• _Job 1_: In two sentences, summarize the passage on the Indian privacy case.

• _Passage shown_:
--- Begin ---

Supreme Court of India2017Constitutional Law

Justice K.S. Puttaswamy (Retd.) v Union of India

(2017) 10 SCC 1; AIR 2017 SC 4161 — 9-judge Constitutional Bench (Chief Justice J.S. Khehar, Justice D.Y. Chandrachud, and 7 others)

A unanimous 9-judge Bench held that the right to privacy is a fundamental right under Article 21 of the Constitution, overruling M.P. Sharma and Kharak Singh.


On 24 August 2017, a nine-judge Constitutional Bench of the Supreme Court delivered a unanimous verdict that transformed India's fundamental rights landscape: **the right to privacy is a fundamental right** under the Indian Constitution, protected primarily by Article 21. *Justice K.S. Puttaswamy (Retd.) v Union of India* is a judgment of extraordinary breadth and scholarly depth, with six separate concurring opinions. It overruled two older decisions — *M.P. Sharma v Satish Chandra* (1954) and *Kharak Singh v State of U.P.* (1963) — which had denied the existence of a constitutionally protected right to privacy.

--- End ---

• _Job 2_: Rewrite the records starting with the line with "- rarity-star-icon: [88, 3, 102, 17]" and going on through the line with "- acquisition-status: Unacquired: [233, 491, 337, 513]", putting "rating-star-icon" in place of "rarity-star-icon" and keeping everything else the same.

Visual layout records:
--- Begin ---

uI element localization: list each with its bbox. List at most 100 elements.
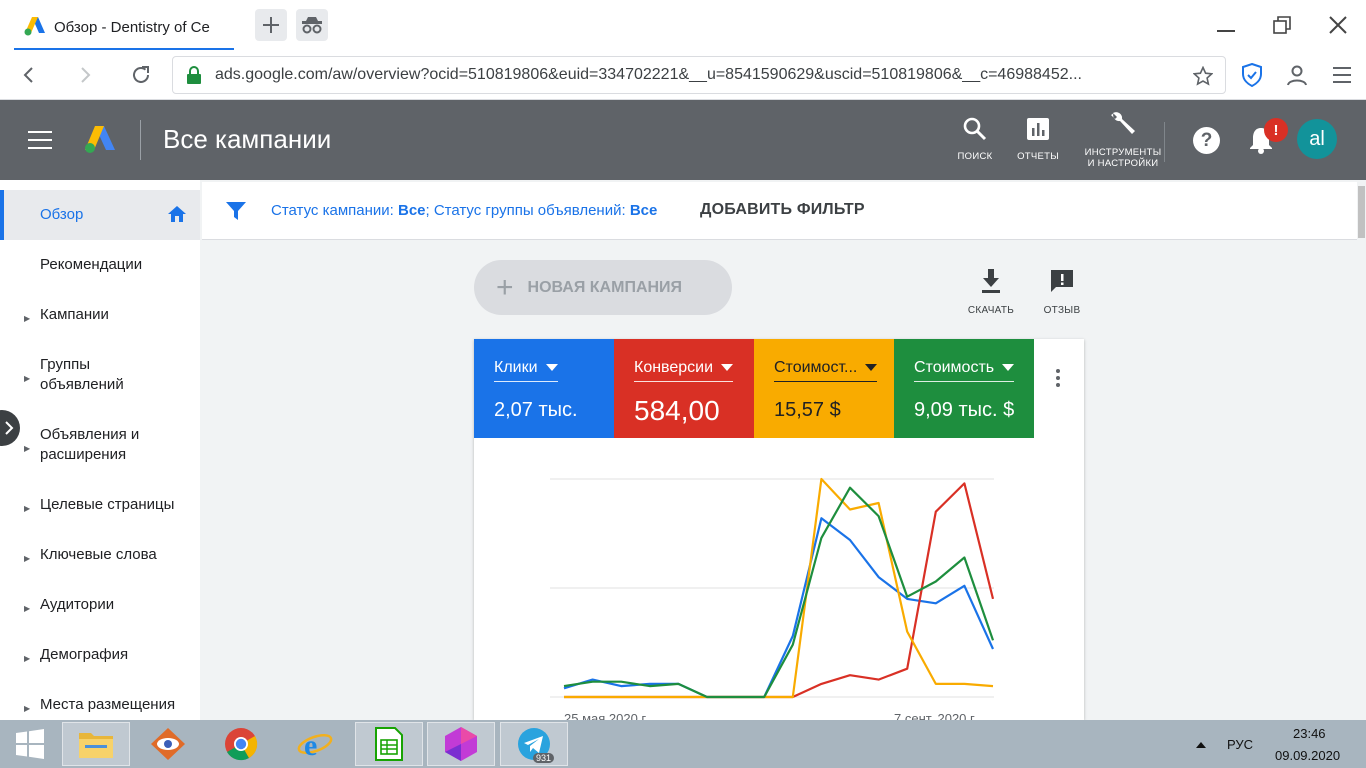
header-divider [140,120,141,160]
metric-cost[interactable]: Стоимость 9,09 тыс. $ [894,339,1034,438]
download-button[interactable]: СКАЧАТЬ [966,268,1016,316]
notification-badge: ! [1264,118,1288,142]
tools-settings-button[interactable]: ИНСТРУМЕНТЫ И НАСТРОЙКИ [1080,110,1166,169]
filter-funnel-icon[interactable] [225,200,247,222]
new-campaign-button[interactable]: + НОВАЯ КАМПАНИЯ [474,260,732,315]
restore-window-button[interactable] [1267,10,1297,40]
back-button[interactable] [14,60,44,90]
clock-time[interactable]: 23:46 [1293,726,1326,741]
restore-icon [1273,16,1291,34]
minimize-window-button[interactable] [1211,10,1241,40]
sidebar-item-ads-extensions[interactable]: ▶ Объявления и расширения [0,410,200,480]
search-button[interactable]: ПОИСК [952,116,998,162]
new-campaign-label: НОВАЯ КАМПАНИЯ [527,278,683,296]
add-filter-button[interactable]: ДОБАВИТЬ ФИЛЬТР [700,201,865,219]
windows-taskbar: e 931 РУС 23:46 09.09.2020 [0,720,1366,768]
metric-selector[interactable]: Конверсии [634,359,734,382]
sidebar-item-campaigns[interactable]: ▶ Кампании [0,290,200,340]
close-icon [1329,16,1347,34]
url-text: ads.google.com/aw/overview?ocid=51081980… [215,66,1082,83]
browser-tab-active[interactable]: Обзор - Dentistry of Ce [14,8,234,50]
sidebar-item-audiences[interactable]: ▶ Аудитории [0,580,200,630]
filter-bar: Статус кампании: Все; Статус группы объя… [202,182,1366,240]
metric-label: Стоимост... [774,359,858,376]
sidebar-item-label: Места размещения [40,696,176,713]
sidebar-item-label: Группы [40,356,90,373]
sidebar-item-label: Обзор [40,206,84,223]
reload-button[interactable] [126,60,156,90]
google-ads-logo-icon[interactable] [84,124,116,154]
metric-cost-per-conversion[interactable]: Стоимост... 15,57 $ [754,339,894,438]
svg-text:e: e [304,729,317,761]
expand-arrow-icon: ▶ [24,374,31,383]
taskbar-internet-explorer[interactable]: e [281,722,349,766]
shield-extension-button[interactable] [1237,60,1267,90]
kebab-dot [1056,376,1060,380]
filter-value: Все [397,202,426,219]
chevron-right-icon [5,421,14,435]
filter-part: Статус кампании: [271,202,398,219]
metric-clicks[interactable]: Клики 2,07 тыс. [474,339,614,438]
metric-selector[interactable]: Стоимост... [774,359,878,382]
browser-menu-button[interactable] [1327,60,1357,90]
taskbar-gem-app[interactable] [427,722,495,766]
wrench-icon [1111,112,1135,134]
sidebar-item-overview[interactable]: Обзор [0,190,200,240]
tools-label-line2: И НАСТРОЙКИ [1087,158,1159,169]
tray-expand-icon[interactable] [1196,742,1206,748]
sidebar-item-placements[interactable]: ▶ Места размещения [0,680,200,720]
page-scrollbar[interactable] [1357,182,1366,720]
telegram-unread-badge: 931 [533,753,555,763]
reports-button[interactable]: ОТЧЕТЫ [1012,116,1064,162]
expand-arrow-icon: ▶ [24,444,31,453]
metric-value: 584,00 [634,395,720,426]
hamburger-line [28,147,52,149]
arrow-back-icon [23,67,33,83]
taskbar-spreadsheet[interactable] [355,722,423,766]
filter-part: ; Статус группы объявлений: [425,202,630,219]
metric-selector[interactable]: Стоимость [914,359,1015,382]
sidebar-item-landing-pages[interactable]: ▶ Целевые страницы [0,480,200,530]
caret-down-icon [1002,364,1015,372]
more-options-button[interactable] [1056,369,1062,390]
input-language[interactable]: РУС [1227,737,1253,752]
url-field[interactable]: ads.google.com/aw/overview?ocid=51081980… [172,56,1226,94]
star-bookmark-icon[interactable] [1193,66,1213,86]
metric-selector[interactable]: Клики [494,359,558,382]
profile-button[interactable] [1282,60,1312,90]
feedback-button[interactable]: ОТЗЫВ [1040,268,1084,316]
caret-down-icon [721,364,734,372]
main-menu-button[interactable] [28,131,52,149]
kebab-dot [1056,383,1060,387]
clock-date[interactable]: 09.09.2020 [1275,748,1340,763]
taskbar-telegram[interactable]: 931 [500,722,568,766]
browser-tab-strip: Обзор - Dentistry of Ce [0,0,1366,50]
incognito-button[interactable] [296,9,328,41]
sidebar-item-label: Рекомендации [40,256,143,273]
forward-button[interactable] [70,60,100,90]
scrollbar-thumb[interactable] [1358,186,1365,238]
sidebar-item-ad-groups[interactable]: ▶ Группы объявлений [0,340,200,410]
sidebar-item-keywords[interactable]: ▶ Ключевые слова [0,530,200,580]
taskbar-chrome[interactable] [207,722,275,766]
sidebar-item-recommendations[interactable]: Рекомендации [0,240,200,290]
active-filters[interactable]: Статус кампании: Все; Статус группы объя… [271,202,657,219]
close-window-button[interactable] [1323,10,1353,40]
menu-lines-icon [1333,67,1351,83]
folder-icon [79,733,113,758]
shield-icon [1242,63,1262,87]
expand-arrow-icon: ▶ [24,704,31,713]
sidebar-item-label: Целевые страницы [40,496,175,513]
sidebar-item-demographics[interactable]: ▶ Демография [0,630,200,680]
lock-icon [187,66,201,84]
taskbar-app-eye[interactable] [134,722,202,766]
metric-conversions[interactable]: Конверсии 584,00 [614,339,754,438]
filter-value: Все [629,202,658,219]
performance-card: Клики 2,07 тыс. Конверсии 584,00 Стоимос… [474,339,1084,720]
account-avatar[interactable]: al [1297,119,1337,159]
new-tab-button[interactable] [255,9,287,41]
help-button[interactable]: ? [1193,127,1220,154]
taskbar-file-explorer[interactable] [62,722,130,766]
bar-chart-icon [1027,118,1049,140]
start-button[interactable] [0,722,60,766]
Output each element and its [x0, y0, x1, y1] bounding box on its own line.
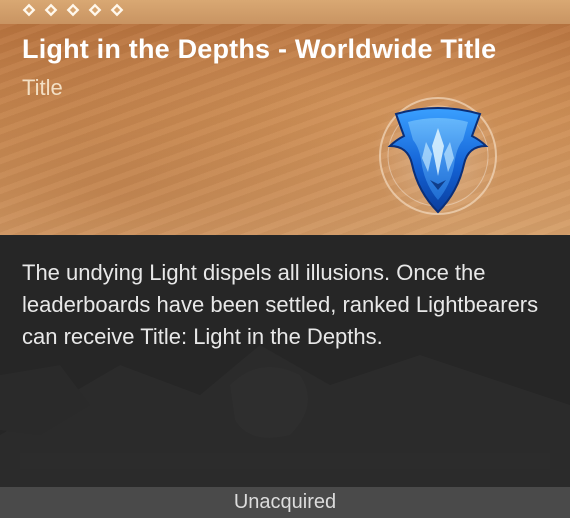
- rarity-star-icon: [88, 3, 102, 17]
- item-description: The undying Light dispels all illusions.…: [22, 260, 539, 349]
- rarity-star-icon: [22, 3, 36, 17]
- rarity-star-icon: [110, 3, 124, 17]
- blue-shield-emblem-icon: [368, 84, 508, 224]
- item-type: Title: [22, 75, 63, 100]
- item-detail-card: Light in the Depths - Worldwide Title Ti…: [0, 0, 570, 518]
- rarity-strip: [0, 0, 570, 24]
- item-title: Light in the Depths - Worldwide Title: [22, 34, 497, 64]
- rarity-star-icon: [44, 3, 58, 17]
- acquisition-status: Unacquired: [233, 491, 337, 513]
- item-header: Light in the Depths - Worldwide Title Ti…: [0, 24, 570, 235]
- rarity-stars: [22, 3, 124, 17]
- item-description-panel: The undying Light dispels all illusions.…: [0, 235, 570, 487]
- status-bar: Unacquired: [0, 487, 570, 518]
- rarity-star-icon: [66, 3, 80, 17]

--- End ---

• _Answer 1_: On 24 August 2017, a unanimous nine-judge Constitutional Bench of the Supreme Court of India held in Justice K.S. Puttaswamy (Retd.) v Union of India that the right to privacy is a fundamental right, protected primarily by Article 21 of the Constitution. The judgment, which includes six separate concurring opinions, overruled M.P. Sharma v Satish Chandra (1954) and Kharak Singh v State of U.P. (1963), which had denied the existence of a constitutionally protected right to privacy.

• _Answer 2_:
- rating-star-icon: [88, 3, 102, 17]
- item-description: The undying Light dispels all illusions.…: [22, 260, 539, 349]
- rating-star-icon: [22, 3, 36, 17]
- rating-star-icon: [110, 3, 124, 17]
- blue-shield-emblem-icon: [368, 84, 508, 224]
- item-type: Title: [22, 75, 63, 100]
- item-detail-card: Light in the Depths - Worldwide Title Ti…: [0, 0, 570, 518]
- rarity-strip: [0, 0, 570, 24]
- item-title: Light in the Depths - Worldwide Title: [22, 34, 497, 64]
- rating-star-icon: [44, 3, 58, 17]
- acquisition-status: Unacquired: [233, 491, 337, 513]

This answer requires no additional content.